## start Recorded data
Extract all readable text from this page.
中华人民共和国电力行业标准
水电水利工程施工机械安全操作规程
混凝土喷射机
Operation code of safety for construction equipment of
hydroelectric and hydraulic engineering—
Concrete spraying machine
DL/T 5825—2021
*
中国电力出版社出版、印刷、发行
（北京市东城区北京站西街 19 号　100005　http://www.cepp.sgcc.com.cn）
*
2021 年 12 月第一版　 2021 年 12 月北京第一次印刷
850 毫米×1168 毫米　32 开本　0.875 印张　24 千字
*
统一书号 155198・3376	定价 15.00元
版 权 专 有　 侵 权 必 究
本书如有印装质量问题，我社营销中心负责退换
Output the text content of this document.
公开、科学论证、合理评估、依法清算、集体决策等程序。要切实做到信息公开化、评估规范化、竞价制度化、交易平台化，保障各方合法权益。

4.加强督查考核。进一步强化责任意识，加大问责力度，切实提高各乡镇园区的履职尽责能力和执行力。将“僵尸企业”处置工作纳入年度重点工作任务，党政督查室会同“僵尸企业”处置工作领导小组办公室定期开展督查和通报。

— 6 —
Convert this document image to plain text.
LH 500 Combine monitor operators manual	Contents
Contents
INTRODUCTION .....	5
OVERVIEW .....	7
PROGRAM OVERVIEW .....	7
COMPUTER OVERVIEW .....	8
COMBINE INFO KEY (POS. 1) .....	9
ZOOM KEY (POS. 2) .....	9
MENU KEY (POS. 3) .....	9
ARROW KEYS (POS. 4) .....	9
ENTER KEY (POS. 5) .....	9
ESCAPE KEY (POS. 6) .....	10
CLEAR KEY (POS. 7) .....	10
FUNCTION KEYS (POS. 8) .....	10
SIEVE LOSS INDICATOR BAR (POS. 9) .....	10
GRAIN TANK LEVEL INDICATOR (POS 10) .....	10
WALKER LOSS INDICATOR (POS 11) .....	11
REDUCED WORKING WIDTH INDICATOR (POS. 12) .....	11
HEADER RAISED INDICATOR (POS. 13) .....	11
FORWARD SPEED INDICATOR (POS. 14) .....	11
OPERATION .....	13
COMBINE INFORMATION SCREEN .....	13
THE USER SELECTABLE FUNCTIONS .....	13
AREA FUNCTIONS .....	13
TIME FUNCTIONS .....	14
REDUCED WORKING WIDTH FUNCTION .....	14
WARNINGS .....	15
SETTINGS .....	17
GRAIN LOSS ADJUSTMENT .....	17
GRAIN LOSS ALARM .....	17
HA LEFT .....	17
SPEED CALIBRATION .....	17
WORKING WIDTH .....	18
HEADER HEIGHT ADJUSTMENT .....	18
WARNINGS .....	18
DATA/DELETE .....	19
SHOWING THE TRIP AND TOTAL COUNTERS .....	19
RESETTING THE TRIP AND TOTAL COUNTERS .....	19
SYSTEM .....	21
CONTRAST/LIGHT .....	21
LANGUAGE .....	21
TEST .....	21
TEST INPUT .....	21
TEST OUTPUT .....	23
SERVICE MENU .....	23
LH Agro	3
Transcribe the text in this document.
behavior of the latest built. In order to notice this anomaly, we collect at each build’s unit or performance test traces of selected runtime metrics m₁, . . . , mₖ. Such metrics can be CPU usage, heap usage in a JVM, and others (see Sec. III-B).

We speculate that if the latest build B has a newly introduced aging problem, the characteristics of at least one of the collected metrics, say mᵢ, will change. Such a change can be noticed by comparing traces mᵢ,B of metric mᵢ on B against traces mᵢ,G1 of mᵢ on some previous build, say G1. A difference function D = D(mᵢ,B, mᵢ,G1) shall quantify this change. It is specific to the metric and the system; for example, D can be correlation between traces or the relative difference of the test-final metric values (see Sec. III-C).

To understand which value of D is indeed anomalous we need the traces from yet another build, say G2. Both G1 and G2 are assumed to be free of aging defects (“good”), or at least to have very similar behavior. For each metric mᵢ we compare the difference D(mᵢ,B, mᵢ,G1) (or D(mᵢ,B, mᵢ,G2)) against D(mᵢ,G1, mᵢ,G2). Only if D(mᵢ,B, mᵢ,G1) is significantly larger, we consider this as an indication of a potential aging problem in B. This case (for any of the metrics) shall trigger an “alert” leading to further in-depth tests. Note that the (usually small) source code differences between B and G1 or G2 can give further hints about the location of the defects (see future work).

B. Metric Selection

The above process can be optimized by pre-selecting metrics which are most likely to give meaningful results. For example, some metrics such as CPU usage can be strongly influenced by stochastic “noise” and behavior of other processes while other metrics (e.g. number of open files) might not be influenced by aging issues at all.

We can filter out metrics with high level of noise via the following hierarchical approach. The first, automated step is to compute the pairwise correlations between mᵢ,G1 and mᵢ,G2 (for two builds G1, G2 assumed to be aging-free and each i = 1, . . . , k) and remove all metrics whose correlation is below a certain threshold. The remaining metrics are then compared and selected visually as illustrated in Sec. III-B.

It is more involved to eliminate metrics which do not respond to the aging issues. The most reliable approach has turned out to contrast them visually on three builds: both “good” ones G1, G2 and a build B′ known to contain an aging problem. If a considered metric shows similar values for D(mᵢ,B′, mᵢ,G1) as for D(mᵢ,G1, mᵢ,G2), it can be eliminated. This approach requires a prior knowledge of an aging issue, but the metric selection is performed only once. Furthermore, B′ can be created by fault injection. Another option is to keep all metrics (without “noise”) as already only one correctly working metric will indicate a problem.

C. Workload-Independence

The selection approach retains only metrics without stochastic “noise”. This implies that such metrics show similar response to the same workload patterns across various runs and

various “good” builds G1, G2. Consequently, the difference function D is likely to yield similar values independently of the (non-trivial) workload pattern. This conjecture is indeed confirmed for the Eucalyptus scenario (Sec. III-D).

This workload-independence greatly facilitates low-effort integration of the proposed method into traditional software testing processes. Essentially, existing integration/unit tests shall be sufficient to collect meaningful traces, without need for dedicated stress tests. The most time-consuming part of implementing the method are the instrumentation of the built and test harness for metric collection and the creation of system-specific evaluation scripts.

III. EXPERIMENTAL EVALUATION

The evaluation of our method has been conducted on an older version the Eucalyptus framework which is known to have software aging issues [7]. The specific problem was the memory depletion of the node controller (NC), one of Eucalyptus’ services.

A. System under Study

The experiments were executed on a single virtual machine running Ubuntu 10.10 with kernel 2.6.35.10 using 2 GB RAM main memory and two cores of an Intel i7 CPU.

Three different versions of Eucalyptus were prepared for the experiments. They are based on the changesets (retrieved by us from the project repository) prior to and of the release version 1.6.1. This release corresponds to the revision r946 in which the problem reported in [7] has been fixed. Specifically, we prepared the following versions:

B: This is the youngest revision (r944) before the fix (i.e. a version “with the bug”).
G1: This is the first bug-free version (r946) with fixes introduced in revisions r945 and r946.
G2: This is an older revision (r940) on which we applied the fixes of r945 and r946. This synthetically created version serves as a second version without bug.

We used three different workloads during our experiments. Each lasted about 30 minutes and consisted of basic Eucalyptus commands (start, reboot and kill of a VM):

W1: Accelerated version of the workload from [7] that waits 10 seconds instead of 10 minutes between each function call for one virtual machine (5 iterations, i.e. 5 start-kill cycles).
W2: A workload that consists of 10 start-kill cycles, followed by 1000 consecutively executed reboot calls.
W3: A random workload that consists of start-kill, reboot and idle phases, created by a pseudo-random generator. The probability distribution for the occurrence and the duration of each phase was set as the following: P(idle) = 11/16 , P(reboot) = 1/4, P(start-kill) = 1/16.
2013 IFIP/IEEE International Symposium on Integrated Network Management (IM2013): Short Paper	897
## end Recorded data
§ **Written task**:
Repeat each record in full; every line must match exactly.

§ **Problem solution**:
Extract all readable text from this page.
中华人民共和国电力行业标准
水电水利工程施工机械安全操作规程
混凝土喷射机
Operation code of safety for construction equipment of
hydroelectric and hydraulic engineering—
Concrete spraying machine
DL/T 5825—2021
*
中国电力出版社出版、印刷、发行
（北京市东城区北京站西街 19 号　100005　http://www.cepp.sgcc.com.cn）
*
2021 年 12 月第一版　 2021 年 12 月北京第一次印刷
850 毫米×1168 毫米　32 开本　0.875 印张　24 千字
*
统一书号 155198・3376	定价 15.00元
版 权 专 有　 侵 权 必 究
本书如有印装质量问题，我社营销中心负责退换
Output the text content of this document.
公开、科学论证、合理评估、依法清算、集体决策等程序。要切实做到信息公开化、评估规范化、竞价制度化、交易平台化，保障各方合法权益。

4.加强督查考核。进一步强化责任意识，加大问责力度，切实提高各乡镇园区的履职尽责能力和执行力。将“僵尸企业”处置工作纳入年度重点工作任务，党政督查室会同“僵尸企业”处置工作领导小组办公室定期开展督查和通报。

— 6 —
Convert this document image to plain text.
LH 500 Combine monitor operators manual	Contents
Contents
INTRODUCTION .....	5
OVERVIEW .....	7
PROGRAM OVERVIEW .....	7
COMPUTER OVERVIEW .....	8
COMBINE INFO KEY (POS. 1) .....	9
ZOOM KEY (POS. 2) .....	9
MENU KEY (POS. 3) .....	9
ARROW KEYS (POS. 4) .....	9
ENTER KEY (POS. 5) .....	9
ESCAPE KEY (POS. 6) .....	10
CLEAR KEY (POS. 7) .....	10
FUNCTION KEYS (POS. 8) .....	10
SIEVE LOSS INDICATOR BAR (POS. 9) .....	10
GRAIN TANK LEVEL INDICATOR (POS 10) .....	10
WALKER LOSS INDICATOR (POS 11) .....	11
REDUCED WORKING WIDTH INDICATOR (POS. 12) .....	11
HEADER RAISED INDICATOR (POS. 13) .....	11
FORWARD SPEED INDICATOR (POS. 14) .....	11
OPERATION .....	13
COMBINE INFORMATION SCREEN .....	13
THE USER SELECTABLE FUNCTIONS .....	13
AREA FUNCTIONS .....	13
TIME FUNCTIONS .....	14
REDUCED WORKING WIDTH FUNCTION .....	14
WARNINGS .....	15
SETTINGS .....	17
GRAIN LOSS ADJUSTMENT .....	17
GRAIN LOSS ALARM .....	17
HA LEFT .....	17
SPEED CALIBRATION .....	17
WORKING WIDTH .....	18
HEADER HEIGHT ADJUSTMENT .....	18
WARNINGS .....	18
DATA/DELETE .....	19
SHOWING THE TRIP AND TOTAL COUNTERS .....	19
RESETTING THE TRIP AND TOTAL COUNTERS .....	19
SYSTEM .....	21
CONTRAST/LIGHT .....	21
LANGUAGE .....	21
TEST .....	21
TEST INPUT .....	21
TEST OUTPUT .....	23
SERVICE MENU .....	23
LH Agro	3
Transcribe the text in this document.
behavior of the latest built. In order to notice this anomaly, we collect at each build’s unit or performance test traces of selected runtime metrics m₁, . . . , mₖ. Such metrics can be CPU usage, heap usage in a JVM, and others (see Sec. III-B).

We speculate that if the latest build B has a newly introduced aging problem, the characteristics of at least one of the collected metrics, say mᵢ, will change. Such a change can be noticed by comparing traces mᵢ,B of metric mᵢ on B against traces mᵢ,G1 of mᵢ on some previous build, say G1. A difference function D = D(mᵢ,B, mᵢ,G1) shall quantify this change. It is specific to the metric and the system; for example, D can be correlation between traces or the relative difference of the test-final metric values (see Sec. III-C).

To understand which value of D is indeed anomalous we need the traces from yet another build, say G2. Both G1 and G2 are assumed to be free of aging defects (“good”), or at least to have very similar behavior. For each metric mᵢ we compare the difference D(mᵢ,B, mᵢ,G1) (or D(mᵢ,B, mᵢ,G2)) against D(mᵢ,G1, mᵢ,G2). Only if D(mᵢ,B, mᵢ,G1) is significantly larger, we consider this as an indication of a potential aging problem in B. This case (for any of the metrics) shall trigger an “alert” leading to further in-depth tests. Note that the (usually small) source code differences between B and G1 or G2 can give further hints about the location of the defects (see future work).

B. Metric Selection

The above process can be optimized by pre-selecting metrics which are most likely to give meaningful results. For example, some metrics such as CPU usage can be strongly influenced by stochastic “noise” and behavior of other processes while other metrics (e.g. number of open files) might not be influenced by aging issues at all.

We can filter out metrics with high level of noise via the following hierarchical approach. The first, automated step is to compute the pairwise correlations between mᵢ,G1 and mᵢ,G2 (for two builds G1, G2 assumed to be aging-free and each i = 1, . . . , k) and remove all metrics whose correlation is below a certain threshold. The remaining metrics are then compared and selected visually as illustrated in Sec. III-B.

It is more involved to eliminate metrics which do not respond to the aging issues. The most reliable approach has turned out to contrast them visually on three builds: both “good” ones G1, G2 and a build B′ known to contain an aging problem. If a considered metric shows similar values for D(mᵢ,B′, mᵢ,G1) as for D(mᵢ,G1, mᵢ,G2), it can be eliminated. This approach requires a prior knowledge of an aging issue, but the metric selection is performed only once. Furthermore, B′ can be created by fault injection. Another option is to keep all metrics (without “noise”) as already only one correctly working metric will indicate a problem.

C. Workload-Independence

The selection approach retains only metrics without stochastic “noise”. This implies that such metrics show similar response to the same workload patterns across various runs and

various “good” builds G1, G2. Consequently, the difference function D is likely to yield similar values independently of the (non-trivial) workload pattern. This conjecture is indeed confirmed for the Eucalyptus scenario (Sec. III-D).

This workload-independence greatly facilitates low-effort integration of the proposed method into traditional software testing processes. Essentially, existing integration/unit tests shall be sufficient to collect meaningful traces, without need for dedicated stress tests. The most time-consuming part of implementing the method are the instrumentation of the built and test harness for metric collection and the creation of system-specific evaluation scripts.

III. EXPERIMENTAL EVALUATION

The evaluation of our method has been conducted on an older version the Eucalyptus framework which is known to have software aging issues [7]. The specific problem was the memory depletion of the node controller (NC), one of Eucalyptus’ services.

A. System under Study

The experiments were executed on a single virtual machine running Ubuntu 10.10 with kernel 2.6.35.10 using 2 GB RAM main memory and two cores of an Intel i7 CPU.

Three different versions of Eucalyptus were prepared for the experiments. They are based on the changesets (retrieved by us from the project repository) prior to and of the release version 1.6.1. This release corresponds to the revision r946 in which the problem reported in [7] has been fixed. Specifically, we prepared the following versions:

B: This is the youngest revision (r944) before the fix (i.e. a version “with the bug”).
G1: This is the first bug-free version (r946) with fixes introduced in revisions r945 and r946.
G2: This is an older revision (r940) on which we applied the fixes of r945 and r946. This synthetically created version serves as a second version without bug.

We used three different workloads during our experiments. Each lasted about 30 minutes and consisted of basic Eucalyptus commands (start, reboot and kill of a VM):

W1: Accelerated version of the workload from [7] that waits 10 seconds instead of 10 minutes between each function call for one virtual machine (5 iterations, i.e. 5 start-kill cycles).
W2: A workload that consists of 10 start-kill cycles, followed by 1000 consecutively executed reboot calls.
W3: A random workload that consists of start-kill, reboot and idle phases, created by a pseudo-random generator. The probability distribution for the occurrence and the duration of each phase was set as the following: P(idle) = 11/16 , P(reboot) = 1/4, P(start-kill) = 1/16.
2013 IFIP/IEEE International Symposium on Integrated Network Management (IM2013): Short Paper	897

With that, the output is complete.